Dataset entries »
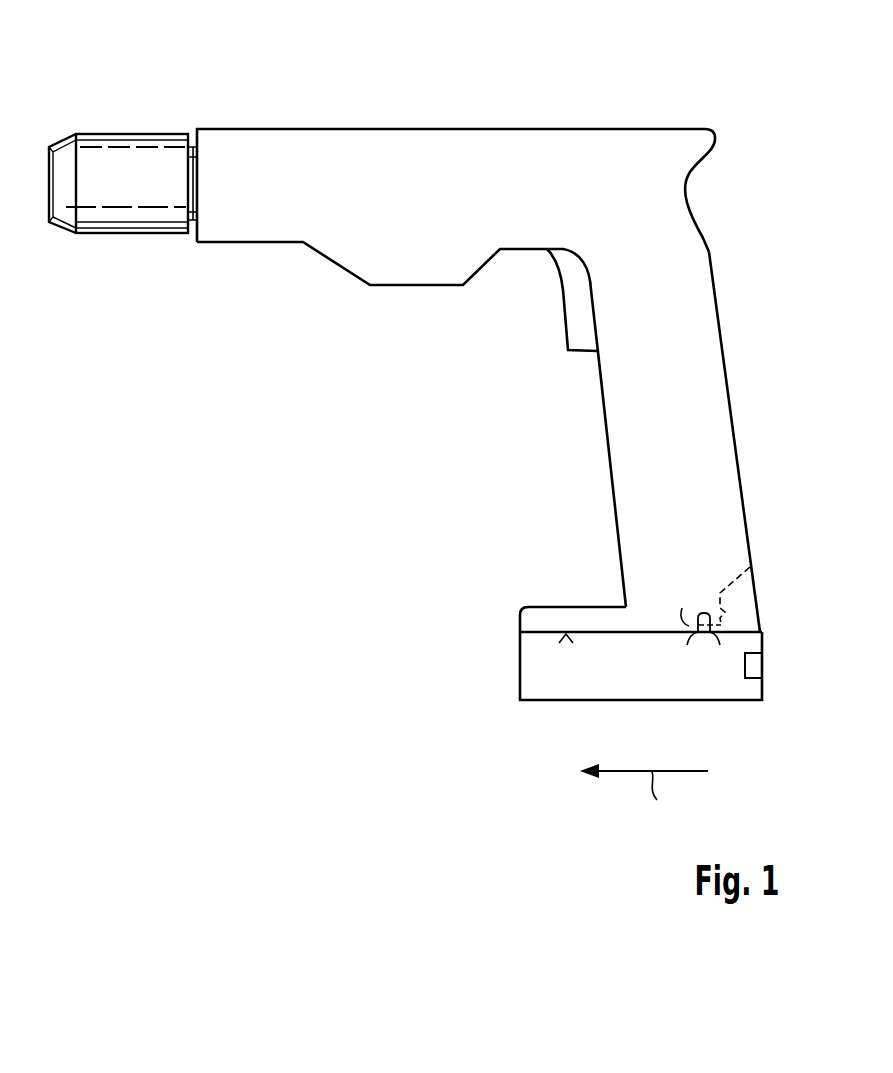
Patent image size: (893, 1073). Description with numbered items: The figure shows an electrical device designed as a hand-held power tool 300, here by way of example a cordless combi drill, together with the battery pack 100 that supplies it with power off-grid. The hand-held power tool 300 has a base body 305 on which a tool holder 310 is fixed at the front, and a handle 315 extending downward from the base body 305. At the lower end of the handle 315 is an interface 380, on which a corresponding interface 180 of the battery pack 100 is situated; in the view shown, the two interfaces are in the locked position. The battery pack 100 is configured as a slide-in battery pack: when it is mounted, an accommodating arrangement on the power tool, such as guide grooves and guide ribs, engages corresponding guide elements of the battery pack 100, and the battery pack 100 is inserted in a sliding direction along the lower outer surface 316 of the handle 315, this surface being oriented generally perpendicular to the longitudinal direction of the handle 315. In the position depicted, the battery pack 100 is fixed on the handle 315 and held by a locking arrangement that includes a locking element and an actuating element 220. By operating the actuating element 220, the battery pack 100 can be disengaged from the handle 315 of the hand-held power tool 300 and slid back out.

The hand-held power tool 300 is at (660, 108).
The base body 305 is at (383, 148).
The tool chuck 310 is at (128, 157).
The handle 315 is at (705, 338).
The lower outer surface 316 is at (568, 636).
The battery pack 100 is at (658, 688).
The actuating element 220 is at (753, 670).
The interface 180 is at (722, 622).
The interface 380 is at (750, 567).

WHAT YOU ARE ASKED TO DO »
Write out every row above again, word for word, but leave out the pictures.

RESULT OF THIS EXERCISE »
Patent image size: (893, 1073). Description with numbered items: The figure shows an electrical device designed as a hand-held power tool 300, here by way of example a cordless combi drill, together with the battery pack 100 that supplies it with power off-grid. The hand-held power tool 300 has a base body 305 on which a tool holder 310 is fixed at the front, and a handle 315 extending downward from the base body 305. At the lower end of the handle 315 is an interface 380, on which a corresponding interface 180 of the battery pack 100 is situated; in the view shown, the two interfaces are in the locked position. The battery pack 100 is configured as a slide-in battery pack: when it is mounted, an accommodating arrangement on the power tool, such as guide grooves and guide ribs, engages corresponding guide elements of the battery pack 100, and the battery pack 100 is inserted in a sliding direction along the lower outer surface 316 of the handle 315, this surface being oriented generally perpendicular to the longitudinal direction of the handle 315. In the position depicted, the battery pack 100 is fixed on the handle 315 and held by a locking arrangement that includes a locking element and an actuating element 220. By operating the actuating element 220, the battery pack 100 can be disengaged from the handle 315 of the hand-held power tool 300 and slid back out.

The hand-held power tool 300 is at (660, 108).
The base body 305 is at (383, 148).
The tool chuck 310 is at (128, 157).
The handle 315 is at (705, 338).
The lower outer surface 316 is at (568, 636).
The battery pack 100 is at (658, 688).
The actuating element 220 is at (753, 670).
The interface 180 is at (722, 622).
The interface 380 is at (750, 567).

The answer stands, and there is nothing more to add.